> _DIRECTIONS_: Quote the records that follow in full and exactly; leave out the pictures.

# START OF EXERCISE MATERIAL

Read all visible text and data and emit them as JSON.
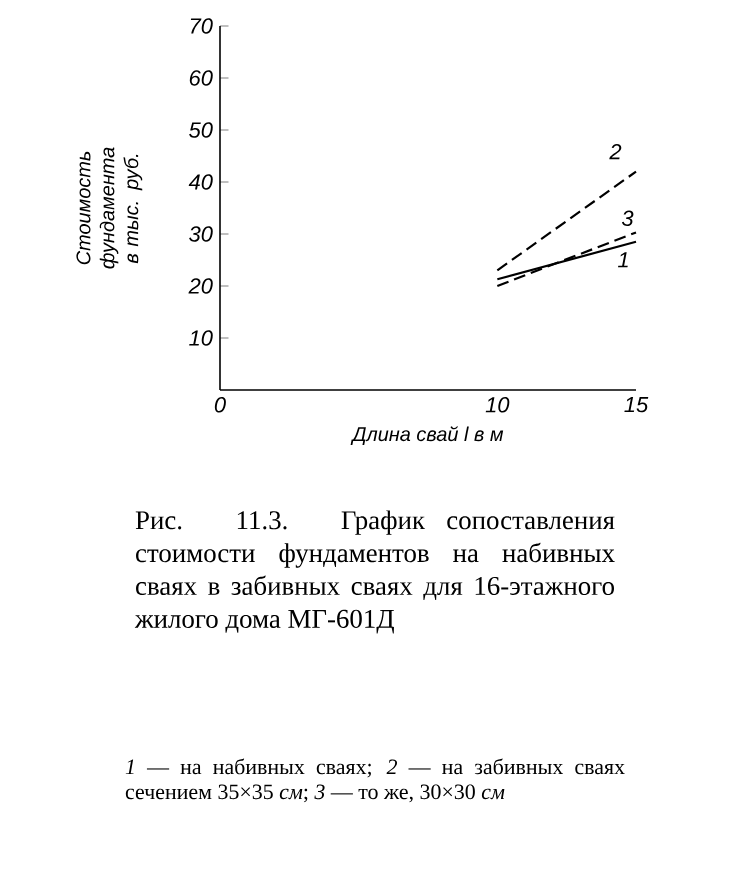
{
  "chart_data": {
    "type": "line",
    "xlabel": "Длина свай l в м",
    "ylabel": "Стоимость фундамента в тыс. руб.",
    "x": [
      10,
      15
    ],
    "series": [
      {
        "name": "1",
        "color": "#000000",
        "values": [
          21.3,
          28.5
        ],
        "line_style": "solid"
      },
      {
        "name": "2",
        "color": "#000000",
        "values": [
          23,
          42
        ],
        "line_style": "dashed"
      },
      {
        "name": "3",
        "color": "#000000",
        "values": [
          20,
          30.3
        ],
        "line_style": "dashed"
      }
    ],
    "xlim": [
      0,
      15
    ],
    "xticks": [
      0,
      10,
      15
    ],
    "ylim": [
      0,
      70
    ],
    "yticks": [
      10,
      20,
      30,
      40,
      50,
      60,
      70
    ],
    "grid": false,
    "legend": false,
    "marker": "none",
    "annotations": [
      "Рис. 11.3. График сопоставления стоимости фундаментов на набивных сваях в забивных сваях для 16-этажного жилого дома МГ-601Д",
      "*1* — на набивных сваях; *2* — на забивных сваях сечением 35×35 *см*; *3* — то же, 30×30 *см*"
    ]
  }
}
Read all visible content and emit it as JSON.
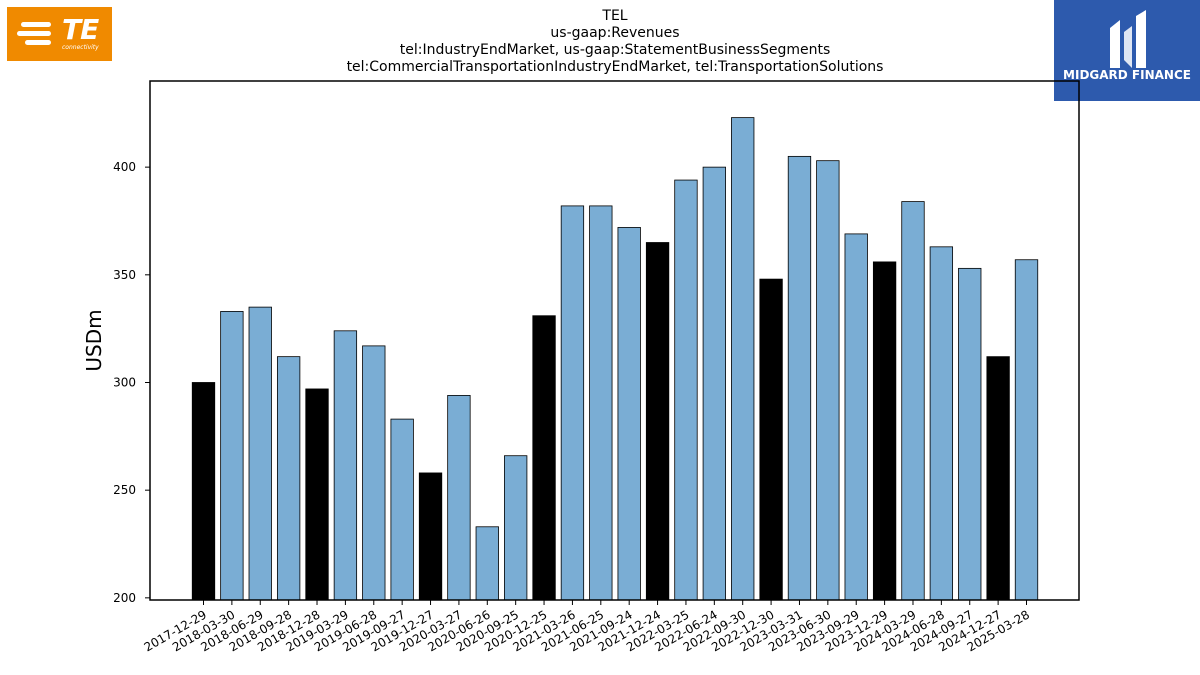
{
  "logos": {
    "left": {
      "text": "TE",
      "subtext": "connectivity",
      "color": "#f08a00"
    },
    "right": {
      "text": "MIDGARD FINANCE",
      "color": "#2d5aad"
    }
  },
  "chart_data": {
    "type": "bar",
    "title_lines": [
      "TEL",
      "us-gaap:Revenues",
      "tel:IndustryEndMarket, us-gaap:StatementBusinessSegments",
      "tel:CommercialTransportationIndustryEndMarket, tel:TransportationSolutions"
    ],
    "xlabel": "",
    "ylabel": "USDm",
    "ylim": [
      199,
      440
    ],
    "yticks": [
      200,
      250,
      300,
      350,
      400
    ],
    "grid": false,
    "colors": {
      "quarter": "#7aadd4",
      "fiscal_q1": "#000000",
      "edge": "#000000"
    },
    "categories": [
      "2017-12-29",
      "2018-03-30",
      "2018-06-29",
      "2018-09-28",
      "2018-12-28",
      "2019-03-29",
      "2019-06-28",
      "2019-09-27",
      "2019-12-27",
      "2020-03-27",
      "2020-06-26",
      "2020-09-25",
      "2020-12-25",
      "2021-03-26",
      "2021-06-25",
      "2021-09-24",
      "2021-12-24",
      "2022-03-25",
      "2022-06-24",
      "2022-09-30",
      "2022-12-30",
      "2023-03-31",
      "2023-06-30",
      "2023-09-29",
      "2023-12-29",
      "2024-03-29",
      "2024-06-28",
      "2024-09-27",
      "2024-12-27",
      "2025-03-28"
    ],
    "values": [
      300,
      333,
      335,
      312,
      297,
      324,
      317,
      283,
      258,
      294,
      233,
      266,
      331,
      382,
      382,
      372,
      365,
      394,
      400,
      423,
      348,
      405,
      403,
      369,
      356,
      384,
      363,
      353,
      312,
      357
    ],
    "highlight": [
      true,
      false,
      false,
      false,
      true,
      false,
      false,
      false,
      true,
      false,
      false,
      false,
      true,
      false,
      false,
      false,
      true,
      false,
      false,
      false,
      true,
      false,
      false,
      false,
      true,
      false,
      false,
      false,
      true,
      false
    ]
  }
}
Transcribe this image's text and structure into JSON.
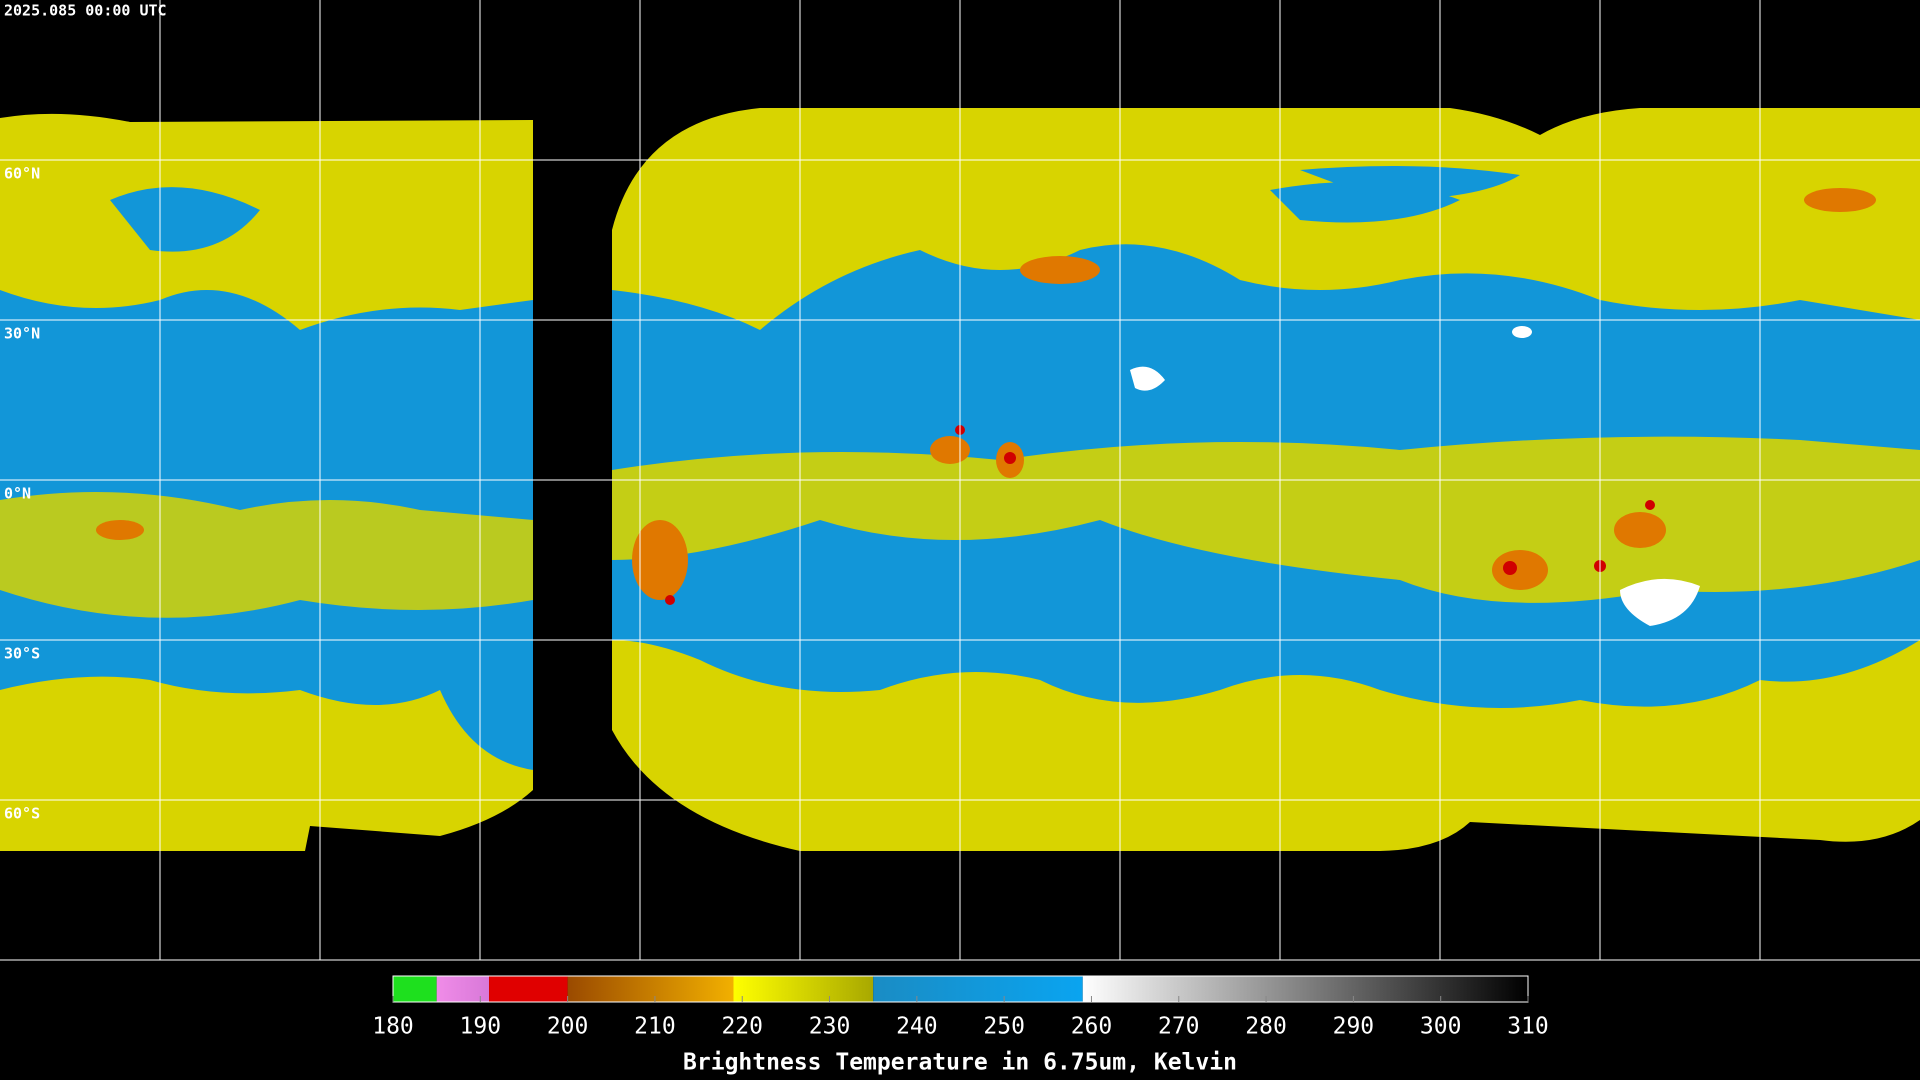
{
  "header": {
    "timestamp": "2025.085 00:00 UTC"
  },
  "map": {
    "latitude_labels": [
      "60°N",
      "30°N",
      "0°N",
      "30°S",
      "60°S"
    ]
  },
  "colorbar": {
    "range": [
      180,
      310
    ],
    "ticks": [
      180,
      190,
      200,
      210,
      220,
      230,
      240,
      250,
      260,
      270,
      280,
      290,
      300,
      310
    ],
    "label": "Brightness Temperature in 6.75um, Kelvin",
    "segments": [
      {
        "from": 180,
        "to": 185,
        "colors": [
          "#1ee01e",
          "#1ee01e"
        ]
      },
      {
        "from": 185,
        "to": 191,
        "colors": [
          "#f08ce8",
          "#d878d8"
        ]
      },
      {
        "from": 191,
        "to": 200,
        "colors": [
          "#e00000",
          "#e00000"
        ]
      },
      {
        "from": 200,
        "to": 219,
        "colors": [
          "#9a4a00",
          "#f2b000"
        ]
      },
      {
        "from": 219,
        "to": 235,
        "colors": [
          "#ffff00",
          "#a8a800"
        ]
      },
      {
        "from": 235,
        "to": 259,
        "colors": [
          "#1a8cc4",
          "#0aa4f0"
        ]
      },
      {
        "from": 259,
        "to": 310,
        "colors": [
          "#ffffff",
          "#000000"
        ]
      }
    ]
  }
}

# END OF EXERCISE MATERIAL

> _REPLY_:
Read all visible text and data and emit them as JSON.
{
  "chart_data": {
    "type": "line",
    "xlabel": "Длина свай l в м",
    "ylabel": "Стоимость фундамента в тыс. руб.",
    "x": [
      10,
      15
    ],
    "series": [
      {
        "name": "1",
        "color": "#000000",
        "values": [
          21.3,
          28.5
        ],
        "line_style": "solid"
      },
      {
        "name": "2",
        "color": "#000000",
        "values": [
          23,
          42
        ],
        "line_style": "dashed"
      },
      {
        "name": "3",
        "color": "#000000",
        "values": [
          20,
          30.3
        ],
        "line_style": "dashed"
      }
    ],
    "xlim": [
      0,
      15
    ],
    "xticks": [
      0,
      10,
      15
    ],
    "ylim": [
      0,
      70
    ],
    "yticks": [
      10,
      20,
      30,
      40,
      50,
      60,
      70
    ],
    "grid": false,
    "legend": false,
    "marker": "none",
    "annotations": [
      "Рис. 11.3. График сопоставления стоимости фундаментов на набивных сваях в забивных сваях для 16-этажного жилого дома МГ-601Д",
      "*1* — на набивных сваях; *2* — на забивных сваях сечением 35×35 *см*; *3* — то же, 30×30 *см*"
    ]
  }
}
Read all visible content and emit it as JSON.
{
  "logos": {
    "left": {
      "text": "TE",
      "subtext": "connectivity",
      "color": "#f08a00"
    },
    "right": {
      "text": "MIDGARD FINANCE",
      "color": "#2d5aad"
    }
  },
  "chart_data": {
    "type": "bar",
    "title_lines": [
      "TEL",
      "us-gaap:Revenues",
      "tel:IndustryEndMarket, us-gaap:StatementBusinessSegments",
      "tel:CommercialTransportationIndustryEndMarket, tel:TransportationSolutions"
    ],
    "xlabel": "",
    "ylabel": "USDm",
    "ylim": [
      199,
      440
    ],
    "yticks": [
      200,
      250,
      300,
      350,
      400
    ],
    "grid": false,
    "colors": {
      "quarter": "#7aadd4",
      "fiscal_q1": "#000000",
      "edge": "#000000"
    },
    "categories": [
      "2017-12-29",
      "2018-03-30",
      "2018-06-29",
      "2018-09-28",
      "2018-12-28",
      "2019-03-29",
      "2019-06-28",
      "2019-09-27",
      "2019-12-27",
      "2020-03-27",
      "2020-06-26",
      "2020-09-25",
      "2020-12-25",
      "2021-03-26",
      "2021-06-25",
      "2021-09-24",
      "2021-12-24",
      "2022-03-25",
      "2022-06-24",
      "2022-09-30",
      "2022-12-30",
      "2023-03-31",
      "2023-06-30",
      "2023-09-29",
      "2023-12-29",
      "2024-03-29",
      "2024-06-28",
      "2024-09-27",
      "2024-12-27",
      "2025-03-28"
    ],
    "values": [
      300,
      333,
      335,
      312,
      297,
      324,
      317,
      283,
      258,
      294,
      233,
      266,
      331,
      382,
      382,
      372,
      365,
      394,
      400,
      423,
      348,
      405,
      403,
      369,
      356,
      384,
      363,
      353,
      312,
      357
    ],
    "highlight": [
      true,
      false,
      false,
      false,
      true,
      false,
      false,
      false,
      true,
      false,
      false,
      false,
      true,
      false,
      false,
      false,
      true,
      false,
      false,
      false,
      true,
      false,
      false,
      false,
      true,
      false,
      false,
      false,
      true,
      false
    ]
  }
}
Transcribe this image's text and structure into JSON.
{
  "header": {
    "timestamp": "2025.085 00:00 UTC"
  },
  "map": {
    "latitude_labels": [
      "60°N",
      "30°N",
      "0°N",
      "30°S",
      "60°S"
    ]
  },
  "colorbar": {
    "range": [
      180,
      310
    ],
    "ticks": [
      180,
      190,
      200,
      210,
      220,
      230,
      240,
      250,
      260,
      270,
      280,
      290,
      300,
      310
    ],
    "label": "Brightness Temperature in 6.75um, Kelvin",
    "segments": [
      {
        "from": 180,
        "to": 185,
        "colors": [
          "#1ee01e",
          "#1ee01e"
        ]
      },
      {
        "from": 185,
        "to": 191,
        "colors": [
          "#f08ce8",
          "#d878d8"
        ]
      },
      {
        "from": 191,
        "to": 200,
        "colors": [
          "#e00000",
          "#e00000"
        ]
      },
      {
        "from": 200,
        "to": 219,
        "colors": [
          "#9a4a00",
          "#f2b000"
        ]
      },
      {
        "from": 219,
        "to": 235,
        "colors": [
          "#ffff00",
          "#a8a800"
        ]
      },
      {
        "from": 235,
        "to": 259,
        "colors": [
          "#1a8cc4",
          "#0aa4f0"
        ]
      },
      {
        "from": 259,
        "to": 310,
        "colors": [
          "#ffffff",
          "#000000"
        ]
      }
    ]
  }
}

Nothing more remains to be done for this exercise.